→ **Work to complete**
Take each line containing the word "location" and copy it.

— BEGIN —

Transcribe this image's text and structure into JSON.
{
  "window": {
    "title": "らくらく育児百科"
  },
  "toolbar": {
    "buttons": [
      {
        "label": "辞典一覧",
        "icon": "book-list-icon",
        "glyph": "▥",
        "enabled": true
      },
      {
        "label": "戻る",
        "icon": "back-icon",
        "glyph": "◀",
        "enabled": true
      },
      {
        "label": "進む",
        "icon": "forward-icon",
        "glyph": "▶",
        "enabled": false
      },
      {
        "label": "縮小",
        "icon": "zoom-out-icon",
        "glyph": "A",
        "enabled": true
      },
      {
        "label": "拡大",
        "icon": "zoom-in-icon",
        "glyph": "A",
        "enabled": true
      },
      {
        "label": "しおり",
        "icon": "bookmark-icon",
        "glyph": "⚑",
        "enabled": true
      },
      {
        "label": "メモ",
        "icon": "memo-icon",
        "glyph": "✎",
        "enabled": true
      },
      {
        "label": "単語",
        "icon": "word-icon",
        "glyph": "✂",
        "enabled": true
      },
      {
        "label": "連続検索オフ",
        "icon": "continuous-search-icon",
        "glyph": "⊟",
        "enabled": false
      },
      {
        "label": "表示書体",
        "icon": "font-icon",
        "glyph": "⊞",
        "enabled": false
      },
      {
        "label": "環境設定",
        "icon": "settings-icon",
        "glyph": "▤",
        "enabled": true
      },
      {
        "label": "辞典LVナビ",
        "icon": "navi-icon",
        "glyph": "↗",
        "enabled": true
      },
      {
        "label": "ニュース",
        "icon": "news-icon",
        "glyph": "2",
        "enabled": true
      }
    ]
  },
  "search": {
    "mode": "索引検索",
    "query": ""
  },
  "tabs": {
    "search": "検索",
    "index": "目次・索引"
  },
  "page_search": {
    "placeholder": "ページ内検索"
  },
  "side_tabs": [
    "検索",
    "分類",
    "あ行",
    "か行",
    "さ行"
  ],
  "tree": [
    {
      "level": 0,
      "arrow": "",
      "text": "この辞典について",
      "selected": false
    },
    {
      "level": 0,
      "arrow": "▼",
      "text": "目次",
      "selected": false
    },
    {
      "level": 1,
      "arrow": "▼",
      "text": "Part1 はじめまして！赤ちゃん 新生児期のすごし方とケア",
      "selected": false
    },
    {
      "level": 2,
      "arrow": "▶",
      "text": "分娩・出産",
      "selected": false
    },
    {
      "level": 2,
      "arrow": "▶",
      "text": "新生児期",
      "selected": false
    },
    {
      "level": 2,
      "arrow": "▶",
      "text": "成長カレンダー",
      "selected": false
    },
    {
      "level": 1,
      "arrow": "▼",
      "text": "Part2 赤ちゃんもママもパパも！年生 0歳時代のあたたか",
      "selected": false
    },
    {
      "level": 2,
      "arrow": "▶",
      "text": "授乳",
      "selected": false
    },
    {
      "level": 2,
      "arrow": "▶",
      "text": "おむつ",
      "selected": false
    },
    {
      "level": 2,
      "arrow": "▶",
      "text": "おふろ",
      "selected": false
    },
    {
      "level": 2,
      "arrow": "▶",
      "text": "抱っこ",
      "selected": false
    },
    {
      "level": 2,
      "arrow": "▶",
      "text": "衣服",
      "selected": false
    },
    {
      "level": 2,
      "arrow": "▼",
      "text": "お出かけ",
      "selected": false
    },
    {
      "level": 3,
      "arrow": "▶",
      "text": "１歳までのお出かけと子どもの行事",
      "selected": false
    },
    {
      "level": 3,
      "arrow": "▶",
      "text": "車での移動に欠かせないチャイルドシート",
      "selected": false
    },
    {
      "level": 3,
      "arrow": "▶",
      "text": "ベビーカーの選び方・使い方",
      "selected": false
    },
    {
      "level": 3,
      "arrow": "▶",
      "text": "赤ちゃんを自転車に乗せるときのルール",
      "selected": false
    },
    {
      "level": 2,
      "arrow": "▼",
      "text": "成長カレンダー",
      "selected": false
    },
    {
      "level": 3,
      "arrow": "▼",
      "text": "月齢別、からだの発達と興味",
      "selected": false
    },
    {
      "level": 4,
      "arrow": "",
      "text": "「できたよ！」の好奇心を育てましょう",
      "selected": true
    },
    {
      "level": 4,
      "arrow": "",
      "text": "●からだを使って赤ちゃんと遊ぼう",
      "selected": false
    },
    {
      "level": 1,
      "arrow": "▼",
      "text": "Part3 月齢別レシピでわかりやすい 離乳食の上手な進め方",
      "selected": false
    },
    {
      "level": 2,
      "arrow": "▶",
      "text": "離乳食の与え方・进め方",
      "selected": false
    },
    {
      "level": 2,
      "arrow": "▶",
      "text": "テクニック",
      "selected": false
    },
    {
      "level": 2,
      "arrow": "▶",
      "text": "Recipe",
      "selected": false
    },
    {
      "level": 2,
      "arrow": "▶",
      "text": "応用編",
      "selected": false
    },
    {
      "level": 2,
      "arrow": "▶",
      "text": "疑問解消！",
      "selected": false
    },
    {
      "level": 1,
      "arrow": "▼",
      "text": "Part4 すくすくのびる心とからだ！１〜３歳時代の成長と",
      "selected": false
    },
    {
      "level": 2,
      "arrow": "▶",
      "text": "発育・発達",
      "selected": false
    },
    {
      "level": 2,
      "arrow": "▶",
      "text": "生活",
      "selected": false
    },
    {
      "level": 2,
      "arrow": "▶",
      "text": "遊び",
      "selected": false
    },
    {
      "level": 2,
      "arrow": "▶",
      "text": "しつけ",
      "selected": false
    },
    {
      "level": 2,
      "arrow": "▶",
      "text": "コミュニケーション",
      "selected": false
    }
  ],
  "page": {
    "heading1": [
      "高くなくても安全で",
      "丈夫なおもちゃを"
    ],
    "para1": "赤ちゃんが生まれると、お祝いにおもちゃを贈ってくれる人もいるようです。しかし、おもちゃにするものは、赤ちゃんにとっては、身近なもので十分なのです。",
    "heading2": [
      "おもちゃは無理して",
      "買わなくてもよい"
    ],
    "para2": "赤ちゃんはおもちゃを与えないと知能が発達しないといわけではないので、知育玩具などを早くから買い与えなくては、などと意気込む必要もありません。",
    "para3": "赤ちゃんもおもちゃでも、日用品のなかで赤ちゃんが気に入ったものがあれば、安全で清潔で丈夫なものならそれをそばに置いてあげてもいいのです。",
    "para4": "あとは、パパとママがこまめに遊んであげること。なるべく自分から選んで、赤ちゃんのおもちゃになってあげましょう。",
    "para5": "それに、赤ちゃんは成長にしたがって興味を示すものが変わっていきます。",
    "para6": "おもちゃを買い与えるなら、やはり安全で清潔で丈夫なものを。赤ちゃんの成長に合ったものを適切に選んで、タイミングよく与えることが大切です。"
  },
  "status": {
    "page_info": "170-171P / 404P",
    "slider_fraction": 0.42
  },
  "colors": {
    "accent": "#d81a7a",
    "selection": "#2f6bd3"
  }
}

— END —
— BEGIN —

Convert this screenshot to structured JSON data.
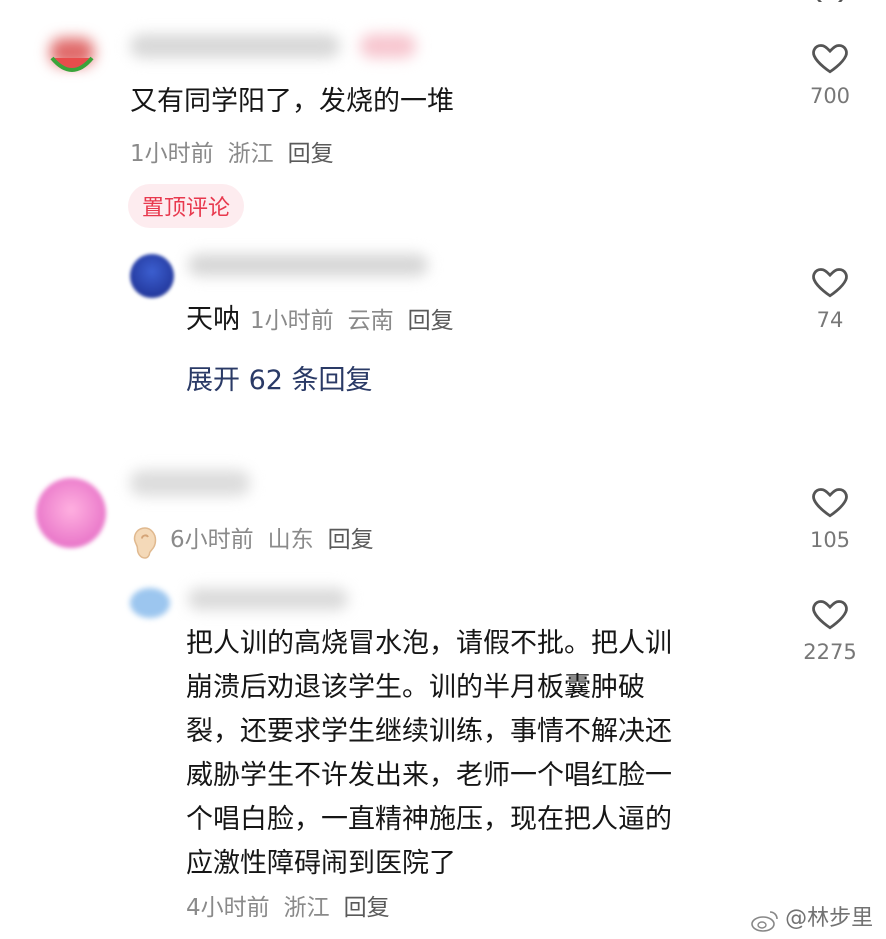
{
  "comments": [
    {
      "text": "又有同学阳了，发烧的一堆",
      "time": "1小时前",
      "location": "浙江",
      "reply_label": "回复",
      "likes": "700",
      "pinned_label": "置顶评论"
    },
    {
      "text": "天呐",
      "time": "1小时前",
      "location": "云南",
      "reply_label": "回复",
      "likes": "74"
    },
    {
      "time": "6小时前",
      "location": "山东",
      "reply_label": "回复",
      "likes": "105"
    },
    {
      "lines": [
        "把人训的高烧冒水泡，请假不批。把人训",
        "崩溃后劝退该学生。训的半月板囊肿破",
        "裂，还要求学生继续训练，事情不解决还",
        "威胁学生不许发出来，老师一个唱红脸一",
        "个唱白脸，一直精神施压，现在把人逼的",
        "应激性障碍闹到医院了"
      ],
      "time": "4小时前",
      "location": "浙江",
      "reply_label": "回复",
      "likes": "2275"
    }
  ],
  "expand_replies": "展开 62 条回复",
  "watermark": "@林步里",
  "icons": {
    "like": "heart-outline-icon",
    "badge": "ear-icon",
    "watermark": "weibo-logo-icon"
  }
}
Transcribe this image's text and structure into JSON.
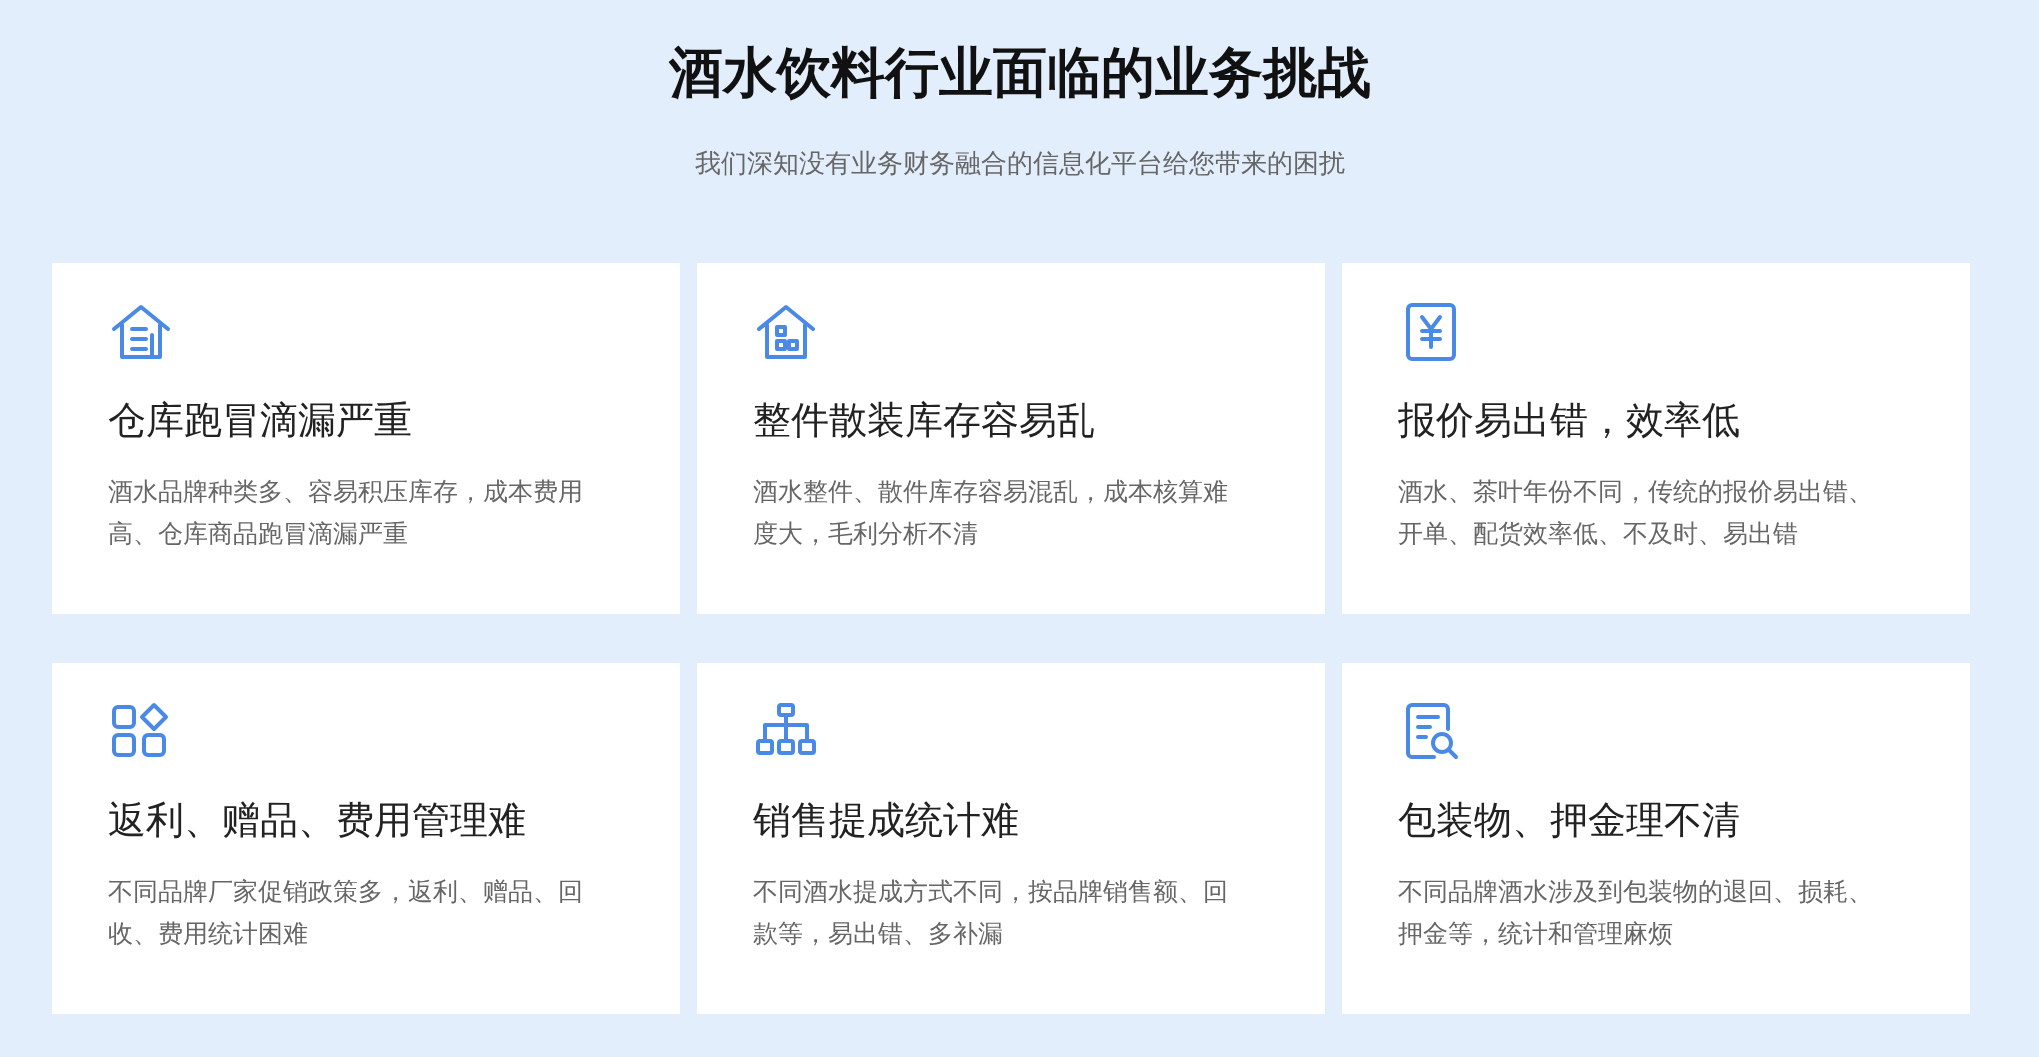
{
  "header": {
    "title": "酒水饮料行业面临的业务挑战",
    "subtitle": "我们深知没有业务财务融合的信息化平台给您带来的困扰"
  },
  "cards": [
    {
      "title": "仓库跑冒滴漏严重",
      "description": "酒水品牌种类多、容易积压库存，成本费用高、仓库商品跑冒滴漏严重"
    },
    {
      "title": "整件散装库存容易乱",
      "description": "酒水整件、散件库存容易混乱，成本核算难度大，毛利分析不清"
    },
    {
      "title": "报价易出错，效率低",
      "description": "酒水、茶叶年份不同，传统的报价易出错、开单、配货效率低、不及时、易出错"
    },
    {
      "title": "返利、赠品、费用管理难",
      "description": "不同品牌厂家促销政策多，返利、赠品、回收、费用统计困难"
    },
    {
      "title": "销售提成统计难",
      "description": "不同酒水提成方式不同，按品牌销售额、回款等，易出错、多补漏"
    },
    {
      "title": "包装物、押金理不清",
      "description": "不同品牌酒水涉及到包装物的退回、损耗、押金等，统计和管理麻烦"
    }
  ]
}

— END —
— BEGIN —

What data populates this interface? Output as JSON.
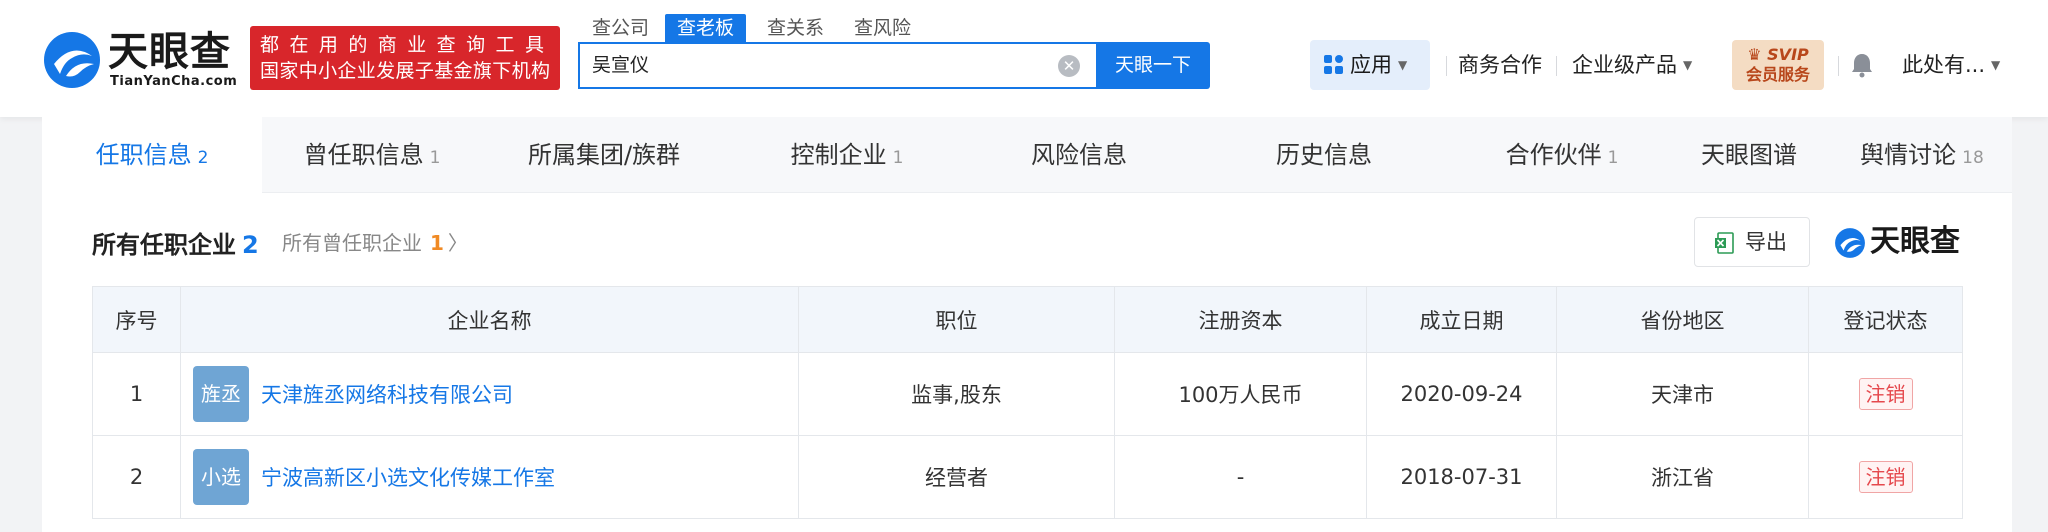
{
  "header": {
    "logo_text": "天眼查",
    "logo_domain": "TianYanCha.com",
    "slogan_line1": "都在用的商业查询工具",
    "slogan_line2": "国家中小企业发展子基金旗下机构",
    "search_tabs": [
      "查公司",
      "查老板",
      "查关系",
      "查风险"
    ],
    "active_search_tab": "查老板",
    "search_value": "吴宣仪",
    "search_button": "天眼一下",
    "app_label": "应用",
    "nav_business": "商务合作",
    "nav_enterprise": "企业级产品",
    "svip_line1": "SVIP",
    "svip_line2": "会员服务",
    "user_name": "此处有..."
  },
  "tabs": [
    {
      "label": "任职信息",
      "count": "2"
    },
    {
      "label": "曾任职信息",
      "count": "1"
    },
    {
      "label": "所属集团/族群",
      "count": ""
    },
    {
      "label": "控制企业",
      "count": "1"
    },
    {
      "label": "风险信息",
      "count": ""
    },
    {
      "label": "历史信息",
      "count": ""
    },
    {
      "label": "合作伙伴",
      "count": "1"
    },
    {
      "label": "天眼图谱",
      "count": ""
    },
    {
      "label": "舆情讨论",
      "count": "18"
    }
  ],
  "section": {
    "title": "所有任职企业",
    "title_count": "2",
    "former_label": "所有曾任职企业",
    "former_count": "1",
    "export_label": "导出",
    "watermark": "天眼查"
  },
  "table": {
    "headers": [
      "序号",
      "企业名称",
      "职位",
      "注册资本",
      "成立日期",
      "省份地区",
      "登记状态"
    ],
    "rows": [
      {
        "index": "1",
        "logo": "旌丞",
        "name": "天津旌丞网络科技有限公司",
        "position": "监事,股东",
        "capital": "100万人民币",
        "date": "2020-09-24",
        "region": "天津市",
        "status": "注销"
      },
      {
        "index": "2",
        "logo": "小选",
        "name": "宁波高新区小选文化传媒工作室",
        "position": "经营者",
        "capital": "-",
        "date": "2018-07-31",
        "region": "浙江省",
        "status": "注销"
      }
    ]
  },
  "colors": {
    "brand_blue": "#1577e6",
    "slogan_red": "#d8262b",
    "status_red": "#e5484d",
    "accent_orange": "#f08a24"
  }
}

— END —

→ **Worked answer**
      "location": "浙江",
      "location": "云南",
      "location": "山东",
      "location": "浙江",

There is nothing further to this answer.